The request => Return the lines beginning at the one that contains "Give me the" and continuing to the end of the entries, including both ends, exactly as written and nothing else.

Recorded data:
>>>

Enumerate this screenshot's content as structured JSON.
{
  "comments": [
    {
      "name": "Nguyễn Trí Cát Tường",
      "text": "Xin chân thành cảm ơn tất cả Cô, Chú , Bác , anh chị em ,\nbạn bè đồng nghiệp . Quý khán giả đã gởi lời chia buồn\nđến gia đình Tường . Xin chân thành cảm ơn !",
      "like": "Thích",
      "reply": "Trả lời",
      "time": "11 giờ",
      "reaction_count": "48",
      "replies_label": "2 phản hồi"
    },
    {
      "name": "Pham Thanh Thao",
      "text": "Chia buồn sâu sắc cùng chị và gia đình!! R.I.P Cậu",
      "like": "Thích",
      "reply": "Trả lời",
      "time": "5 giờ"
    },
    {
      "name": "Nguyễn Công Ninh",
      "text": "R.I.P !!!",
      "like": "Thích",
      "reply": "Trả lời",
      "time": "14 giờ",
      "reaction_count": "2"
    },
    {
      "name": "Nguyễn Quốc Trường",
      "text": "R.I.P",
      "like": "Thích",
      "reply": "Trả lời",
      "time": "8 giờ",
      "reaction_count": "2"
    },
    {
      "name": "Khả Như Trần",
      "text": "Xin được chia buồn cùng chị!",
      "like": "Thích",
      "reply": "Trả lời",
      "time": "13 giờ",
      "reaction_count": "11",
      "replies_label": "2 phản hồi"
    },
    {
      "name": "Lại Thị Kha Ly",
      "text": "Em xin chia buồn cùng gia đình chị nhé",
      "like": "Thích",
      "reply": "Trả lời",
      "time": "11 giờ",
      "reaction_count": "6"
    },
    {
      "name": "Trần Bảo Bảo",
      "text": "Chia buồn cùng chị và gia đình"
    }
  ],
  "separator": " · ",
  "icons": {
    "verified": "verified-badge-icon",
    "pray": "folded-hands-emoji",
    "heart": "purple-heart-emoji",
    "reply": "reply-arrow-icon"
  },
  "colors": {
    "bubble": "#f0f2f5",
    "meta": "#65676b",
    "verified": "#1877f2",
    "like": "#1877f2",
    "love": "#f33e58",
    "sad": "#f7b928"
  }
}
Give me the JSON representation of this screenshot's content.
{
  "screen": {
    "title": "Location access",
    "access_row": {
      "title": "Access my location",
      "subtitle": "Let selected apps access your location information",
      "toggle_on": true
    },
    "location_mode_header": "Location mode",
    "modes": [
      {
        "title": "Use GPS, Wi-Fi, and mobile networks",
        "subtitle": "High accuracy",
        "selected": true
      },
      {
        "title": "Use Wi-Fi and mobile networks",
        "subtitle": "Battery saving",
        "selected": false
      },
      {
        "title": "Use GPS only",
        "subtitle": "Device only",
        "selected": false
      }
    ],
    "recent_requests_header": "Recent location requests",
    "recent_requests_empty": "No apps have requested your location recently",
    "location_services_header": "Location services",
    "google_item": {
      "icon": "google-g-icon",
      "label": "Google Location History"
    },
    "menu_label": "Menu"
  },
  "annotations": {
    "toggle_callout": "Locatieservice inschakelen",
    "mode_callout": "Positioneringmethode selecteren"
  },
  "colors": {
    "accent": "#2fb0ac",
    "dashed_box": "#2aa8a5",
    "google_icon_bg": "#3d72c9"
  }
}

<<<

Exercise result =>
Give me the JSON representation of this screenshot's content.
{
  "screen": {
    "title": "Location access",
    "access_row": {
      "title": "Access my location",
      "subtitle": "Let selected apps access your location information",
      "toggle_on": true
    },
    "location_mode_header": "Location mode",
    "modes": [
      {
        "title": "Use GPS, Wi-Fi, and mobile networks",
        "subtitle": "High accuracy",
        "selected": true
      },
      {
        "title": "Use Wi-Fi and mobile networks",
        "subtitle": "Battery saving",
        "selected": false
      },
      {
        "title": "Use GPS only",
        "subtitle": "Device only",
        "selected": false
      }
    ],
    "recent_requests_header": "Recent location requests",
    "recent_requests_empty": "No apps have requested your location recently",
    "location_services_header": "Location services",
    "google_item": {
      "icon": "google-g-icon",
      "label": "Google Location History"
    },
    "menu_label": "Menu"
  },
  "annotations": {
    "toggle_callout": "Locatieservice inschakelen",
    "mode_callout": "Positioneringmethode selecteren"
  },
  "colors": {
    "accent": "#2fb0ac",
    "dashed_box": "#2aa8a5",
    "google_icon_bg": "#3d72c9"
  }
}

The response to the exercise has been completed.